All of the data should be repeated exactly; pictures are not part of the copy.
* Start RECORD SET *
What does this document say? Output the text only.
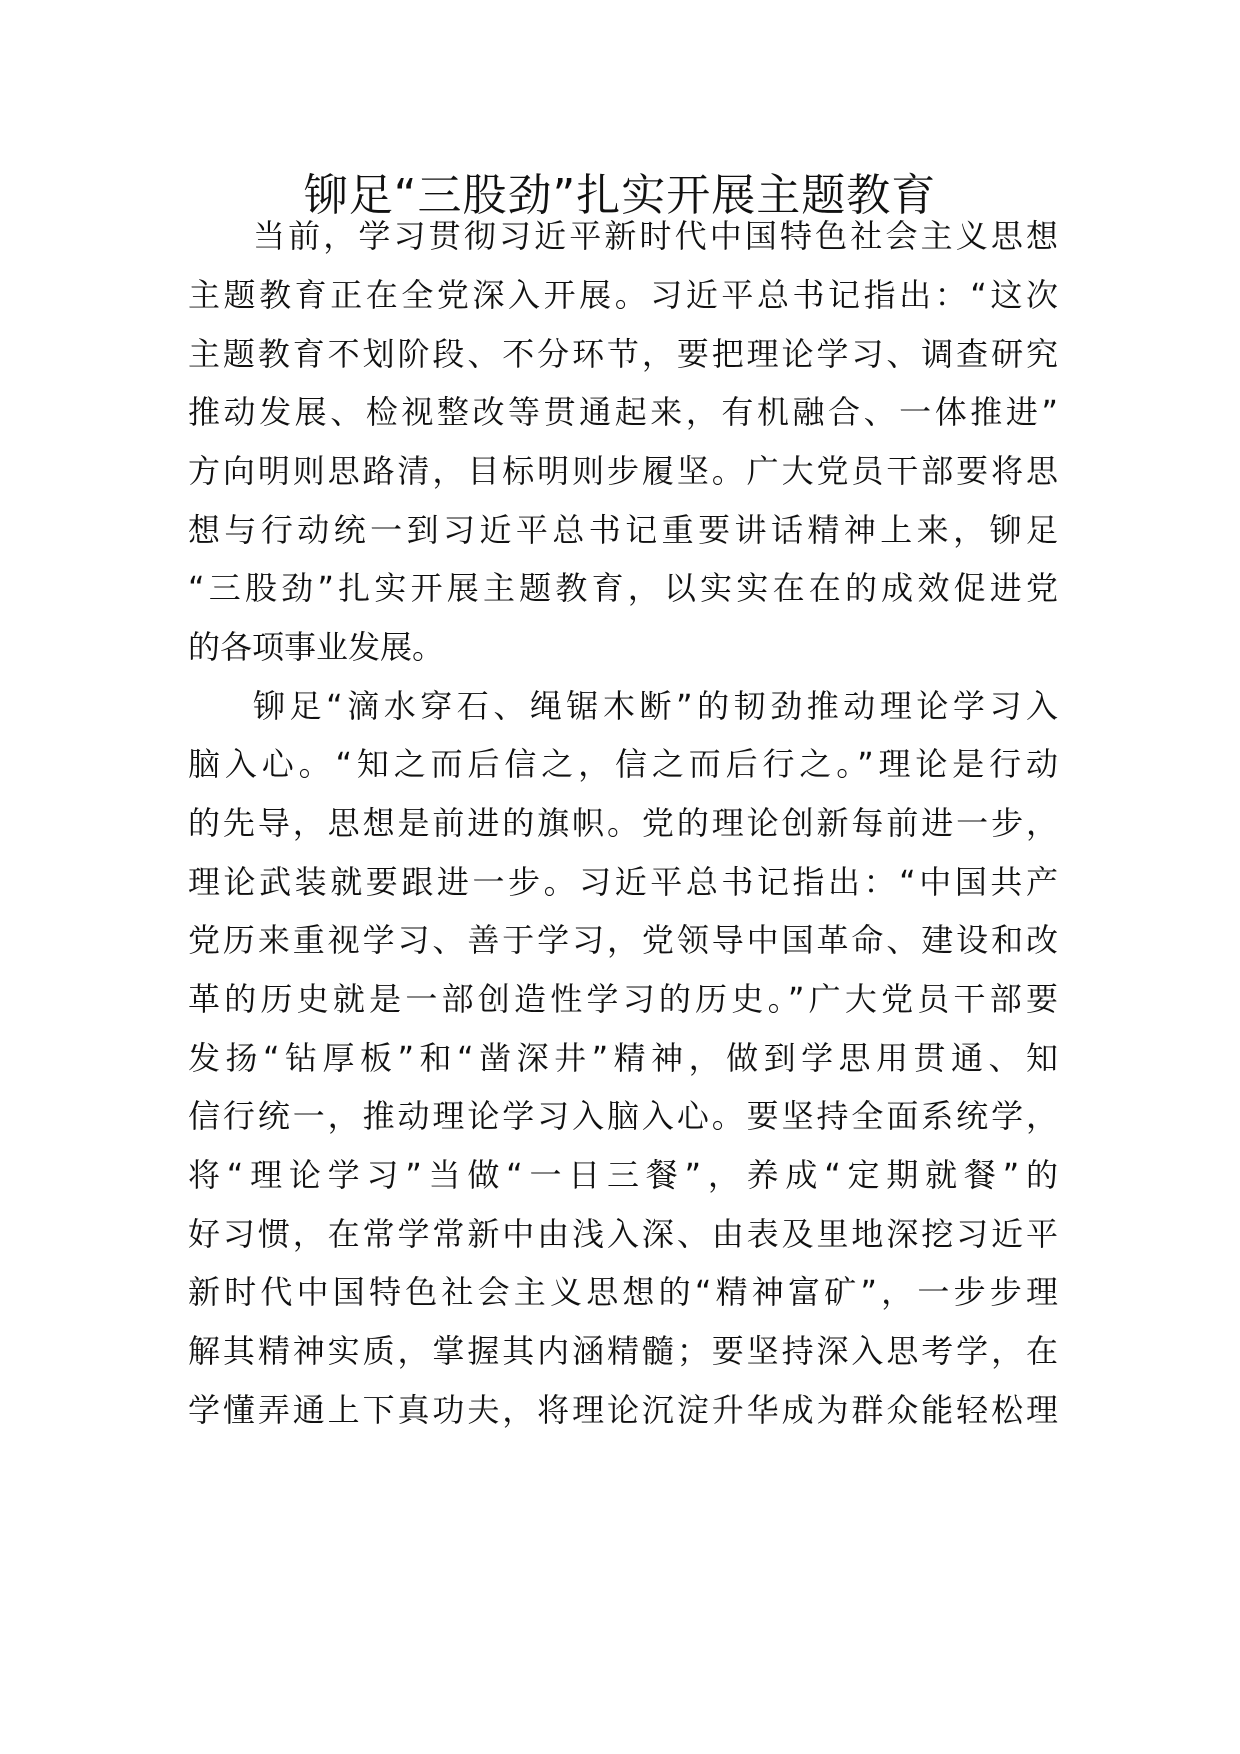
铆足“三股劲”扎实开展主题教育
当前，学习贯彻习近平新时代中国特色社会主义思想
主题教育正在全党深入开展。习近平总书记指出：“这次
主题教育不划阶段、不分环节，要把理论学习、调查研究
推动发展、检视整改等贯通起来，有机融合、一体推进”
方向明则思路清，目标明则步履坚。广大党员干部要将思
想与行动统一到习近平总书记重要讲话精神上来，铆足
“三股劲”扎实开展主题教育，以实实在在的成效促进党
的各项事业发展。
铆足“滴水穿石、绳锯木断”的韧劲推动理论学习入
脑入心。“知之而后信之，信之而后行之。”理论是行动
的先导，思想是前进的旗帜。党的理论创新每前进一步，
理论武装就要跟进一步。习近平总书记指出：“中国共产
党历来重视学习、善于学习，党领导中国革命、建设和改
革的历史就是一部创造性学习的历史。”广大党员干部要
发扬“钻厚板”和“凿深井”精神，做到学思用贯通、知
信行统一，推动理论学习入脑入心。要坚持全面系统学，
将“理论学习”当做“一日三餐”，养成“定期就餐”的
好习惯，在常学常新中由浅入深、由表及里地深挖习近平
新时代中国特色社会主义思想的“精神富矿”，一步步理
解其精神实质，掌握其内涵精髓；要坚持深入思考学，在
学懂弄通上下真功夫，将理论沉淀升华成为群众能轻松理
* End RECORD SET *
## RESPONSE:
What does this document say? Output the text only.
铆足“三股劲”扎实开展主题教育
当前，学习贯彻习近平新时代中国特色社会主义思想
主题教育正在全党深入开展。习近平总书记指出：“这次
主题教育不划阶段、不分环节，要把理论学习、调查研究
推动发展、检视整改等贯通起来，有机融合、一体推进”
方向明则思路清，目标明则步履坚。广大党员干部要将思
想与行动统一到习近平总书记重要讲话精神上来，铆足
“三股劲”扎实开展主题教育，以实实在在的成效促进党
的各项事业发展。
铆足“滴水穿石、绳锯木断”的韧劲推动理论学习入
脑入心。“知之而后信之，信之而后行之。”理论是行动
的先导，思想是前进的旗帜。党的理论创新每前进一步，
理论武装就要跟进一步。习近平总书记指出：“中国共产
党历来重视学习、善于学习，党领导中国革命、建设和改
革的历史就是一部创造性学习的历史。”广大党员干部要
发扬“钻厚板”和“凿深井”精神，做到学思用贯通、知
信行统一，推动理论学习入脑入心。要坚持全面系统学，
将“理论学习”当做“一日三餐”，养成“定期就餐”的
好习惯，在常学常新中由浅入深、由表及里地深挖习近平
新时代中国特色社会主义思想的“精神富矿”，一步步理
解其精神实质，掌握其内涵精髓；要坚持深入思考学，在
学懂弄通上下真功夫，将理论沉淀升华成为群众能轻松理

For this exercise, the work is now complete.